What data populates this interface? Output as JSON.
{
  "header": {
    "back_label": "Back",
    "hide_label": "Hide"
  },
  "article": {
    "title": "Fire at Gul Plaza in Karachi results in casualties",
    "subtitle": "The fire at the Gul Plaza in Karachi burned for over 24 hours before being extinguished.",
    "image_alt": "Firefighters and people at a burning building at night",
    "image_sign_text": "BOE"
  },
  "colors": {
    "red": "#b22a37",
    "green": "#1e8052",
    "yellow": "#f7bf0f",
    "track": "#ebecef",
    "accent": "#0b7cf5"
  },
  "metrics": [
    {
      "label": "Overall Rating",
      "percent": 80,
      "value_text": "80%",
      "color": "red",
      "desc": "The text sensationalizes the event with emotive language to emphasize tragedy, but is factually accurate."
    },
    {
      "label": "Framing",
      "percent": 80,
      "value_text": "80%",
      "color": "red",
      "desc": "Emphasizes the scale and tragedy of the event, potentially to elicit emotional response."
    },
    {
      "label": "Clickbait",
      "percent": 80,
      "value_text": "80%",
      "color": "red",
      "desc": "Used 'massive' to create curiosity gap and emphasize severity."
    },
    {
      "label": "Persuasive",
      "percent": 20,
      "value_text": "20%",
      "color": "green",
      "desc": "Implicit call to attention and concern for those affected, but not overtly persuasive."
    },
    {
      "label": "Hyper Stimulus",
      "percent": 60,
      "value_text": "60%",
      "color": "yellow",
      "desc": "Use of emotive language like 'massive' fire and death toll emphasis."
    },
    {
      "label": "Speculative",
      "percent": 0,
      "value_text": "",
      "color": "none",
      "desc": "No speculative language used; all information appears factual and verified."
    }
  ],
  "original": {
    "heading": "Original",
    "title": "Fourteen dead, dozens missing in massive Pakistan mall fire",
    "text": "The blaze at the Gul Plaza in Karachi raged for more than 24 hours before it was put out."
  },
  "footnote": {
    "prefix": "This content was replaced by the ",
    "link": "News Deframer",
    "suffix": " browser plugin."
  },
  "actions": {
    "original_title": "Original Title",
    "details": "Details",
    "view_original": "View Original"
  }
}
——
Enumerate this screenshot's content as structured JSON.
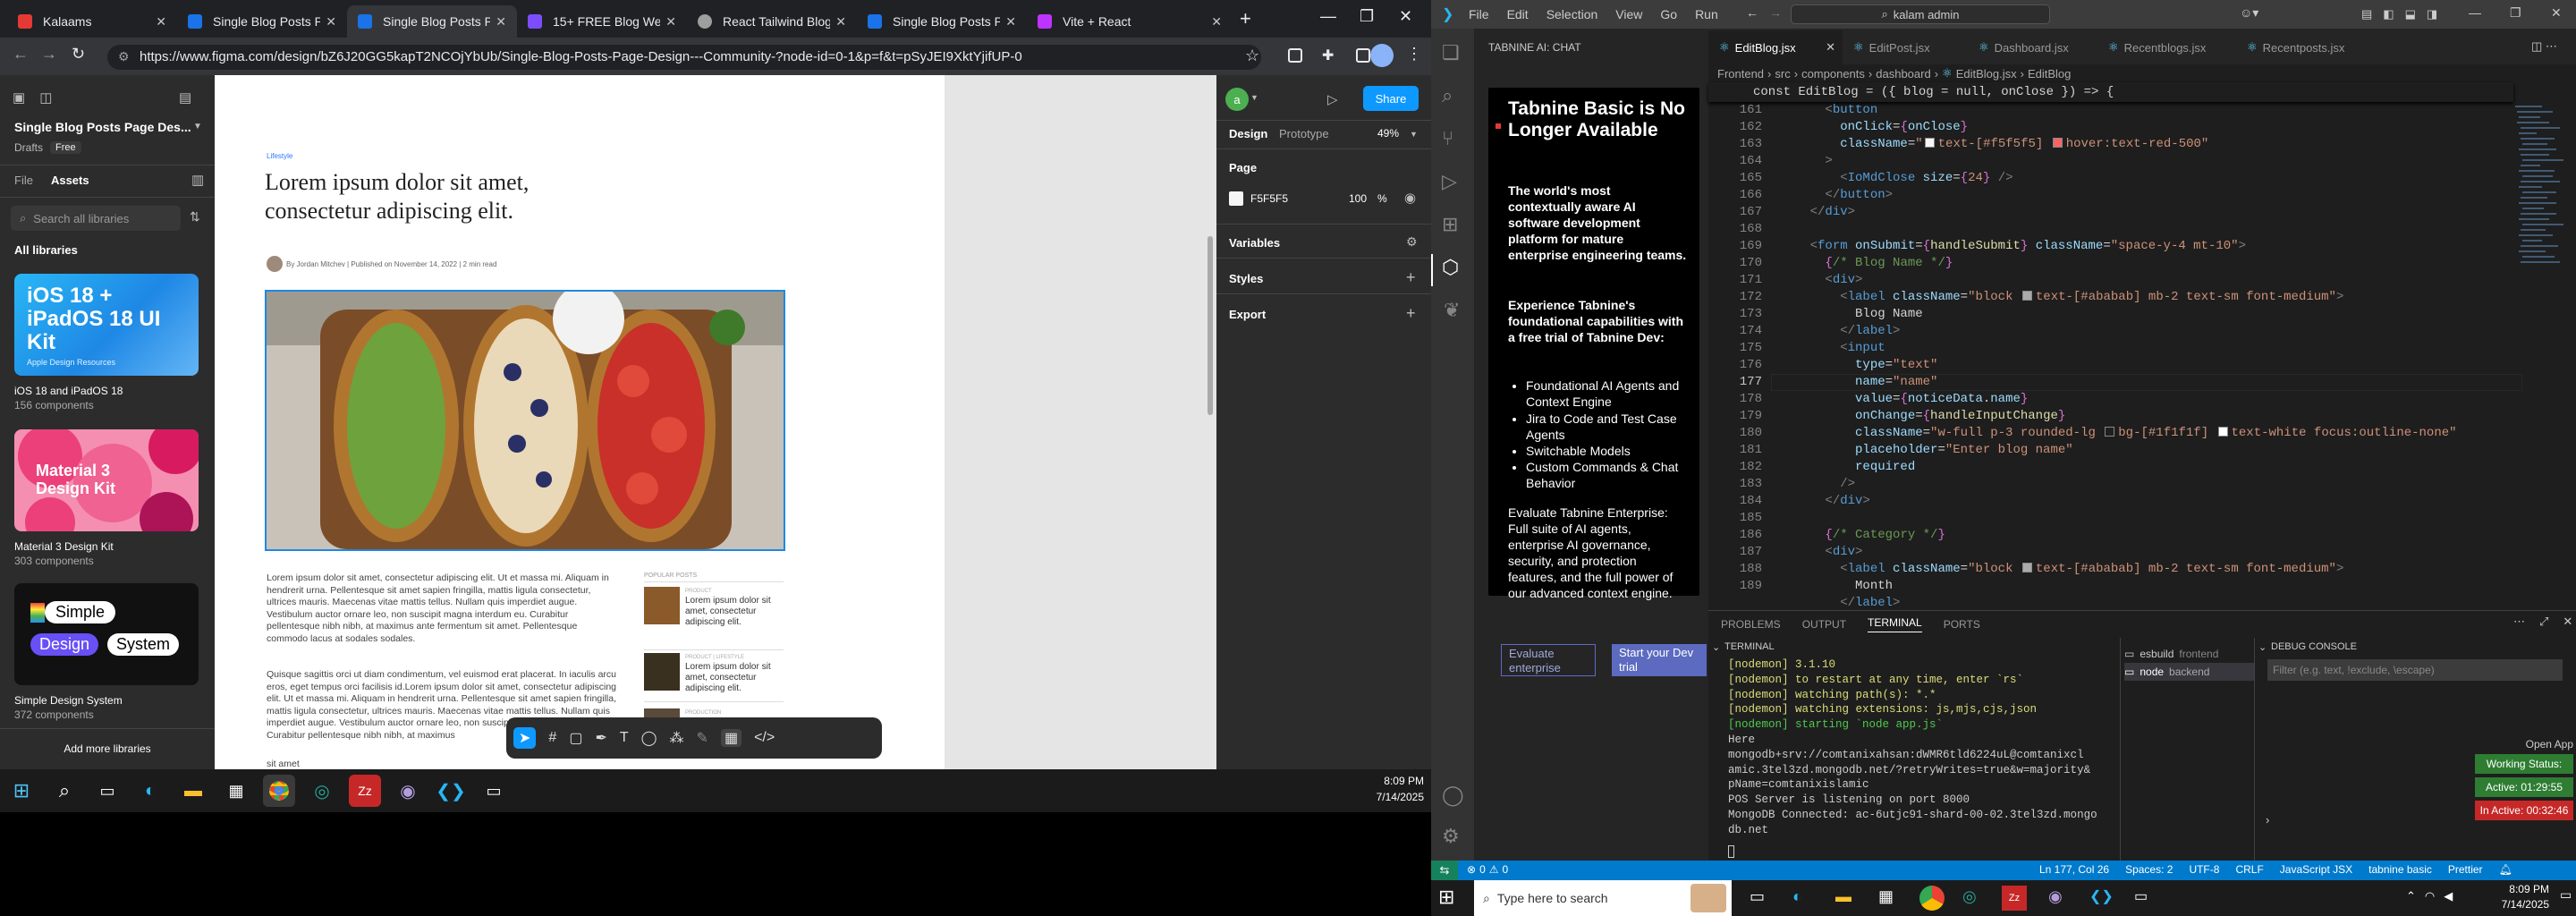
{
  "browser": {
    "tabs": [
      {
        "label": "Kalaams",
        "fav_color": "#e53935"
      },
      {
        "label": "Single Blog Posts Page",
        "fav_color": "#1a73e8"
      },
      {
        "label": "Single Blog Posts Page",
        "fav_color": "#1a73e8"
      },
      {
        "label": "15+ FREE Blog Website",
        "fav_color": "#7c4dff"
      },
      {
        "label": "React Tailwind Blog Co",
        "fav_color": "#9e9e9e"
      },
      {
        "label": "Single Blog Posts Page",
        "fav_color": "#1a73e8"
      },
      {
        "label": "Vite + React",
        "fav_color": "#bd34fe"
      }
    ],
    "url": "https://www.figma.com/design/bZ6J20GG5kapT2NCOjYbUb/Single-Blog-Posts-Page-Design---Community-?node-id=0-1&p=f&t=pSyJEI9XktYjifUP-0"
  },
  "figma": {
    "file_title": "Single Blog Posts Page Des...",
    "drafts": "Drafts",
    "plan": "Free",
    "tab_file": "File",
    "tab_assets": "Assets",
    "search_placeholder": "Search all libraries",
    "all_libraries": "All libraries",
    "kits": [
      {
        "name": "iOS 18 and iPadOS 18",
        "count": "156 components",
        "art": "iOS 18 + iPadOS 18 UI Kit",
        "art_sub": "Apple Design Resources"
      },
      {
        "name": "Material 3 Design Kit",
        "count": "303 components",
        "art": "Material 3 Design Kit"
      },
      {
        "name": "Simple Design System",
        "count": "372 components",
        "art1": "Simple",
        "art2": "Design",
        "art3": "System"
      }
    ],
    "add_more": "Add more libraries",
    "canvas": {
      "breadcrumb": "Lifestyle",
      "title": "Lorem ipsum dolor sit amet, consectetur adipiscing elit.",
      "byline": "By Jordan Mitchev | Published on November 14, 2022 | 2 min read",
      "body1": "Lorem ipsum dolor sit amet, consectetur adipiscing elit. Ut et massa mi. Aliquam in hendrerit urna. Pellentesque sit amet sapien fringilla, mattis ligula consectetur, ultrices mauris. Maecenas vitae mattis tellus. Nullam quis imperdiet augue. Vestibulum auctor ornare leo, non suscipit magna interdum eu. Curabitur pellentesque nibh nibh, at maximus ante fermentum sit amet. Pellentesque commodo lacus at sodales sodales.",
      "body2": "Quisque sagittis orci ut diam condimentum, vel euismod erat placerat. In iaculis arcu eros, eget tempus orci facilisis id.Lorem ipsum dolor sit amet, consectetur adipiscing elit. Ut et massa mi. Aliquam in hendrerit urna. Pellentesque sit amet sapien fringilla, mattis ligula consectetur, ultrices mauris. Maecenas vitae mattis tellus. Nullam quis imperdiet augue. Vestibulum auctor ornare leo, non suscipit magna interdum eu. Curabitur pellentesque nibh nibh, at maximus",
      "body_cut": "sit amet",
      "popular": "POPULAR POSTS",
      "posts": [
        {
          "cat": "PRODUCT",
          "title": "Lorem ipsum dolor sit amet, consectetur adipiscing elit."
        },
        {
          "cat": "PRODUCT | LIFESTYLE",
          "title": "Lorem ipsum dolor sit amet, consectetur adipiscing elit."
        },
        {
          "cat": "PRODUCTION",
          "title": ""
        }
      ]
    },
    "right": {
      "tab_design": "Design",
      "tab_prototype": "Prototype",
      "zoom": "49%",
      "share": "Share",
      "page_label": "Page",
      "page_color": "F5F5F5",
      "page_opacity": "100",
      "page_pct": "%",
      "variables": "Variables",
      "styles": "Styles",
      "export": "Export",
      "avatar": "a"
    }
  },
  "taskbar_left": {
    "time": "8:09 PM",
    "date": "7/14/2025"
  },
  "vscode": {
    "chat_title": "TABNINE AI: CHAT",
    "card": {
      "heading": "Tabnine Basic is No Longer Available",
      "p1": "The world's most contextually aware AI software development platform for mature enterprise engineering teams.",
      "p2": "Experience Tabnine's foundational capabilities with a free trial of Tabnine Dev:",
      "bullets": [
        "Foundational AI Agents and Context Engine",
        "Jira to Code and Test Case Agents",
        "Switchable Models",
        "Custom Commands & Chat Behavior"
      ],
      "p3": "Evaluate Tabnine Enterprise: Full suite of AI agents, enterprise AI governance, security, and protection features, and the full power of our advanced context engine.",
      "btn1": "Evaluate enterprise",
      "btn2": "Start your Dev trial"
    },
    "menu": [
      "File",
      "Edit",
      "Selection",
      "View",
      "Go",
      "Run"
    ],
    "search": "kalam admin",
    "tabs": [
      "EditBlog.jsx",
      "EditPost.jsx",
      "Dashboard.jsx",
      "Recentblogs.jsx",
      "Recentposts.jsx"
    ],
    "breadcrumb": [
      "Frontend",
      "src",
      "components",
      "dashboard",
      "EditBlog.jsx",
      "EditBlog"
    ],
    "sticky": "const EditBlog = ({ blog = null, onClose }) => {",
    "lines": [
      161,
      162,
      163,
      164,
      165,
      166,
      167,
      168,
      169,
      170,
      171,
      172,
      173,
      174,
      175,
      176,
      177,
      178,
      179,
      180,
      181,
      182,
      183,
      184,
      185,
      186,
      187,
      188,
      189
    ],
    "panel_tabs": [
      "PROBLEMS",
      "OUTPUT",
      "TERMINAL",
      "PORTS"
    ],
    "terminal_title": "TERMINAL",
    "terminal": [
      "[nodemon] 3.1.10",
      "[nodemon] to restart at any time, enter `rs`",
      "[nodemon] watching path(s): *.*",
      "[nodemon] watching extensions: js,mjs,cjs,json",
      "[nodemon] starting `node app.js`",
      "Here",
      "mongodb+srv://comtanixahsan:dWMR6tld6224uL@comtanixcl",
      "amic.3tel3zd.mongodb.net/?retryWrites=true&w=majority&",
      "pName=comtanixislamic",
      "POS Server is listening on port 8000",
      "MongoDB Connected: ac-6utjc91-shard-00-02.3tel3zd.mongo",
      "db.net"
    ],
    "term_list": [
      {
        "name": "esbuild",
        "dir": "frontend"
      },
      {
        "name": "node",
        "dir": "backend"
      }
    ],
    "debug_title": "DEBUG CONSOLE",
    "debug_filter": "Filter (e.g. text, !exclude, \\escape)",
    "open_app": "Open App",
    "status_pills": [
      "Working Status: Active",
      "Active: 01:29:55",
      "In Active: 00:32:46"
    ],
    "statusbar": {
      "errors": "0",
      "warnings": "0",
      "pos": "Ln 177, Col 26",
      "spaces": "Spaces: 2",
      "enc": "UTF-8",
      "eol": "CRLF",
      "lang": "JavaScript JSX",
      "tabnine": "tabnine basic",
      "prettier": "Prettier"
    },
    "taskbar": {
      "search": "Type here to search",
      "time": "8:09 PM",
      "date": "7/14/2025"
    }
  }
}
——
◆ **TASK**:
Return each line with "Evaluate".

◆ **OUTPUT OF THE EXERCISE**:
      "p3": "Evaluate Tabnine Enterprise: Full suite of AI agents, enterprise AI governance, security, and protection features, and the full power of our advanced context engine.",
      "btn1": "Evaluate enterprise",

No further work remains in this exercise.